→ **Available data**:
-*-*-

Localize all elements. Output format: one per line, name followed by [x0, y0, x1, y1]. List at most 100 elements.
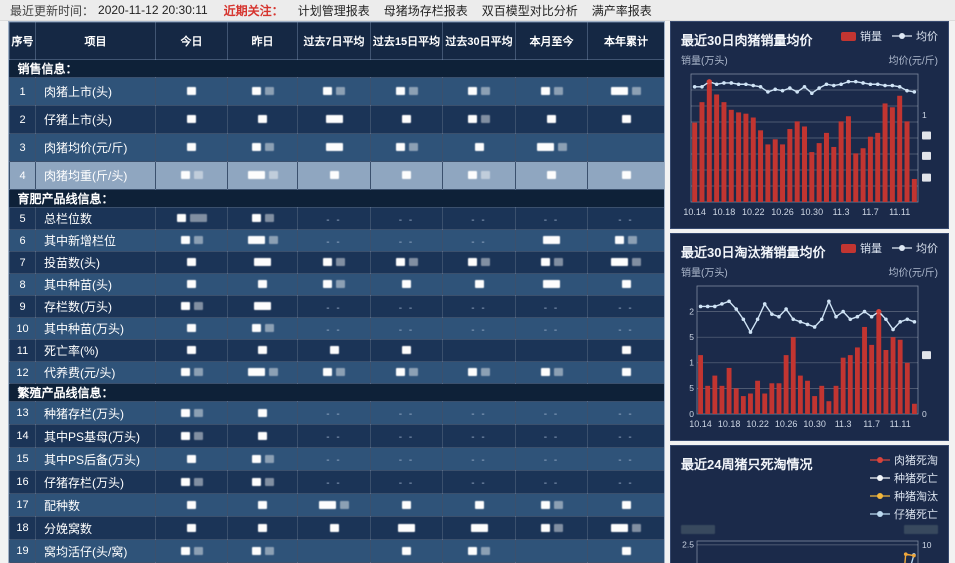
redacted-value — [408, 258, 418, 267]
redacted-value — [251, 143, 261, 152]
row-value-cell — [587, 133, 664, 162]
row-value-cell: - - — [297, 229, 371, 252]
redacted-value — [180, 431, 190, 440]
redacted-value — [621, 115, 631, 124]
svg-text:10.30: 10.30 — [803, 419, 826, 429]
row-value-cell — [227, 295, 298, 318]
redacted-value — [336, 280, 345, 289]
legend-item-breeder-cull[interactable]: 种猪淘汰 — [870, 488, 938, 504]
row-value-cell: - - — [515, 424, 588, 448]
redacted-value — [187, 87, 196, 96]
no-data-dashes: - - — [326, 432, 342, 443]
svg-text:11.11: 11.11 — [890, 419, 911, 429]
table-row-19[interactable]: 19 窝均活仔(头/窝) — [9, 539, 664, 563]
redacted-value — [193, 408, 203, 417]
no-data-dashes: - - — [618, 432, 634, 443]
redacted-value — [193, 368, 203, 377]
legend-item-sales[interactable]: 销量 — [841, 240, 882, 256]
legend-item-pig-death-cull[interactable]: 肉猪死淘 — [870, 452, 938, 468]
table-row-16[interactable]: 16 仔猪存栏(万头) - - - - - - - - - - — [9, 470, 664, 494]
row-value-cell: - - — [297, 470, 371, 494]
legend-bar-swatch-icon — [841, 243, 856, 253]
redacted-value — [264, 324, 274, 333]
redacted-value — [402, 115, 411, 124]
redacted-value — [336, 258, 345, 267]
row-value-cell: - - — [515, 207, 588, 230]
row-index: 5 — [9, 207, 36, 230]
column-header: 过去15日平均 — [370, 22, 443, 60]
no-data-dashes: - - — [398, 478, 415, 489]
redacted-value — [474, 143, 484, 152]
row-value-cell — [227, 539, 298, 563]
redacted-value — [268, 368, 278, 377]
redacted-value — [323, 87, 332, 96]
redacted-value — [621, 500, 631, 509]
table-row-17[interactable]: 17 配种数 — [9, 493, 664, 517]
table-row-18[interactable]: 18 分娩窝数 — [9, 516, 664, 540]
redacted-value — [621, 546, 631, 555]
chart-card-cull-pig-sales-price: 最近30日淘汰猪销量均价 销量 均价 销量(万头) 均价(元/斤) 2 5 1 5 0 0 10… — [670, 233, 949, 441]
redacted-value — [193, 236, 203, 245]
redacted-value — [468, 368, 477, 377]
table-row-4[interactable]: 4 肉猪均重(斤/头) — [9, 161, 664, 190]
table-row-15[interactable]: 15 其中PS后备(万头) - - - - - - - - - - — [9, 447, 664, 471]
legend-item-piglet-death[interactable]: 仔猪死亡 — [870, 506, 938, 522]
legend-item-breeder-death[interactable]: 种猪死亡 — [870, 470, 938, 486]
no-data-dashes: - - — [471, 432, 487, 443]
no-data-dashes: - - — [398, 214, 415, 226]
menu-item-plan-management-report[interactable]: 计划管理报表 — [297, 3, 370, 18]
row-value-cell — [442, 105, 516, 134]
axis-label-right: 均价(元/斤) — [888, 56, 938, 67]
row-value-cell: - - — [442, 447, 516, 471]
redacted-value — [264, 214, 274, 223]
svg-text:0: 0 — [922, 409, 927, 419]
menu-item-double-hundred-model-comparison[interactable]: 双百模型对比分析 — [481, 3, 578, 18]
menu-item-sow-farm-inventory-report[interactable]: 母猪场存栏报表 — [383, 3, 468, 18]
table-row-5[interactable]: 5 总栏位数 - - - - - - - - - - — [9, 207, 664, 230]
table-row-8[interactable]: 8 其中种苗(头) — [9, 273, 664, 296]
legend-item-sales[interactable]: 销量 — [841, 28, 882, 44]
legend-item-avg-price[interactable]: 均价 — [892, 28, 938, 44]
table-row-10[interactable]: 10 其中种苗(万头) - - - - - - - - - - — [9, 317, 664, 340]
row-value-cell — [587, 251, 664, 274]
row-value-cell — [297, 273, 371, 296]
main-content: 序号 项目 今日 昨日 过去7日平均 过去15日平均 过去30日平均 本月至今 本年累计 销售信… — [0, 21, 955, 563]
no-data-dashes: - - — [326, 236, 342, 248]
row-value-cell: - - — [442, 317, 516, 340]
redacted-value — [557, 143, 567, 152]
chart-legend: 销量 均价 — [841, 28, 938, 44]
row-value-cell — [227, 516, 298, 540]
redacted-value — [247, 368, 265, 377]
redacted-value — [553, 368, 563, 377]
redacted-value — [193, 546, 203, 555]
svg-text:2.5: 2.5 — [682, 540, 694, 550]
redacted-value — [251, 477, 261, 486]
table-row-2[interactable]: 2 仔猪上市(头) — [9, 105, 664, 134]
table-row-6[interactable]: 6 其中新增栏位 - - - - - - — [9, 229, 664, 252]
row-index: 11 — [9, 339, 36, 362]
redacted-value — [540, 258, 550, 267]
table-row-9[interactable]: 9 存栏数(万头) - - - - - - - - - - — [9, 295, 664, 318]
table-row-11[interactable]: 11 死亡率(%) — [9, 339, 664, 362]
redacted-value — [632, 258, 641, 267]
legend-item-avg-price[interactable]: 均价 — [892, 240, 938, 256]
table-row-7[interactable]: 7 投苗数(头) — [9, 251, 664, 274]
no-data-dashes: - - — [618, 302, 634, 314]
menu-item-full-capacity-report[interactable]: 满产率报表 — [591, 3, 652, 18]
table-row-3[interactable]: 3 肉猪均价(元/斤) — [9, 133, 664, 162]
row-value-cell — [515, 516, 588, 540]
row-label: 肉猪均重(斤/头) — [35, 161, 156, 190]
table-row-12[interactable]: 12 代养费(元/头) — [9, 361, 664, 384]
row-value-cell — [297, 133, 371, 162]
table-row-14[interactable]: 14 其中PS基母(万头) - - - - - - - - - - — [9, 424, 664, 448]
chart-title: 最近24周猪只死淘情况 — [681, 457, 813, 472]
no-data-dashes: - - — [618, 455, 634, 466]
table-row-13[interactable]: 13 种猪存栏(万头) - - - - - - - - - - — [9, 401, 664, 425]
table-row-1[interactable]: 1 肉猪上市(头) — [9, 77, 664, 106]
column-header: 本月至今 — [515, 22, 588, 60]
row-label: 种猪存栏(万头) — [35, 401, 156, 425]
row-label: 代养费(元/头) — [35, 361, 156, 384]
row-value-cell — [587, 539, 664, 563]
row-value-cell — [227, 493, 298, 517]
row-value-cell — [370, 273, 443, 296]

-*-*-

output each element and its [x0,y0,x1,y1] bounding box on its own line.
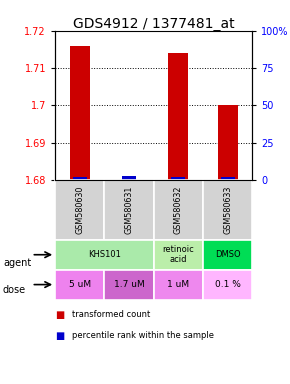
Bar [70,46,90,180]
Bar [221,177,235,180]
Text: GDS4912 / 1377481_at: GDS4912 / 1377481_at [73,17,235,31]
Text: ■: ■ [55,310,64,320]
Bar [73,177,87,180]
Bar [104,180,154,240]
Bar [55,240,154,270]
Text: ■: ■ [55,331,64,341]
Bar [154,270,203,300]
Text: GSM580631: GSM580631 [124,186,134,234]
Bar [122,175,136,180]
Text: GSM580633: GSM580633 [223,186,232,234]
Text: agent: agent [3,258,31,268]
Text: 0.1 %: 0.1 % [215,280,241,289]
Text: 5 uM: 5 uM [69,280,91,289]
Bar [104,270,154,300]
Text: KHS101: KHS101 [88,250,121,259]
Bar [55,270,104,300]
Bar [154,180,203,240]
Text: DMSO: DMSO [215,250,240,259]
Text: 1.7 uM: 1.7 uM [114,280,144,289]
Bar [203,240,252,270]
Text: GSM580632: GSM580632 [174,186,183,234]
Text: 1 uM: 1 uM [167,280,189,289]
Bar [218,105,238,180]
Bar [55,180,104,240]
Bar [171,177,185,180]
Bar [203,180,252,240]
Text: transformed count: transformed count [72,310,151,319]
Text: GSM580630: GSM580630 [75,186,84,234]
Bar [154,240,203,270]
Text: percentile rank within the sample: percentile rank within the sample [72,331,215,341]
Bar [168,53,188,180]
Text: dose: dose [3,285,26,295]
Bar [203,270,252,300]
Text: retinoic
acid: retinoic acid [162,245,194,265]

-*-*-

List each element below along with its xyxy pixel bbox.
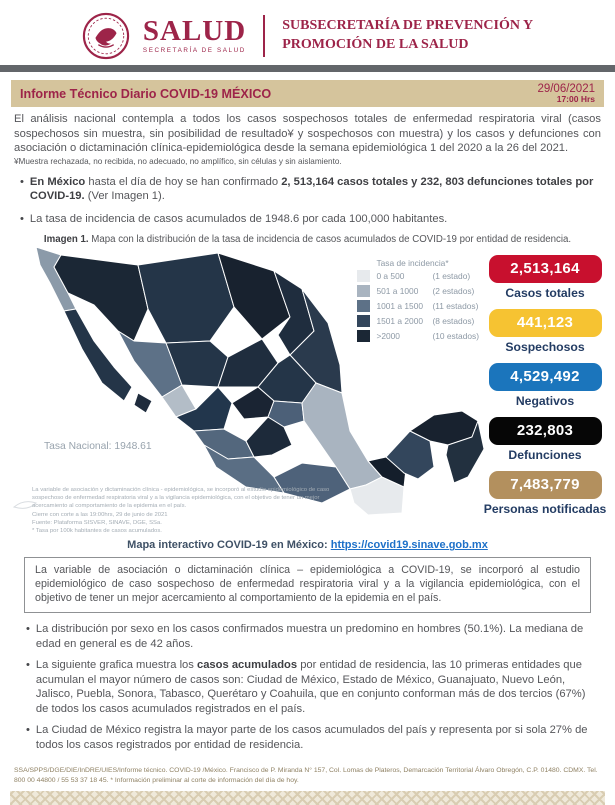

-*-*-

→ **Written instruction**: Copy the listing above word for word, from the line with "Localize all elements." to the line with "legend-item-pig-death-cull[interactable]: 肉猪死淘 —", both included. Skip any picture.

→ **Finished answer**:
Localize all elements. Output format: one per line, name followed by [x0, y0, x1, y1]. List at most 100 elements.
redacted-value — [408, 258, 418, 267]
redacted-value — [251, 143, 261, 152]
row-value-cell — [587, 133, 664, 162]
row-value-cell: - - — [297, 229, 371, 252]
redacted-value — [180, 431, 190, 440]
redacted-value — [621, 115, 631, 124]
svg-text:10.30: 10.30 — [803, 419, 826, 429]
row-value-cell — [227, 295, 298, 318]
redacted-value — [336, 280, 345, 289]
legend-item-breeder-cull[interactable]: 种猪淘汰 — [870, 488, 938, 504]
row-value-cell: - - — [515, 424, 588, 448]
redacted-value — [187, 87, 196, 96]
no-data-dashes: - - — [326, 432, 342, 443]
svg-text:11.11: 11.11 — [890, 419, 911, 429]
table-row-19[interactable]: 19 窝均活仔(头/窝) — [9, 539, 664, 563]
redacted-value — [193, 408, 203, 417]
no-data-dashes: - - — [618, 432, 634, 443]
redacted-value — [193, 368, 203, 377]
legend-item-sales[interactable]: 销量 — [841, 240, 882, 256]
legend-item-pig-death-cull[interactable]: 肉猪死淘 — [870, 452, 938, 468]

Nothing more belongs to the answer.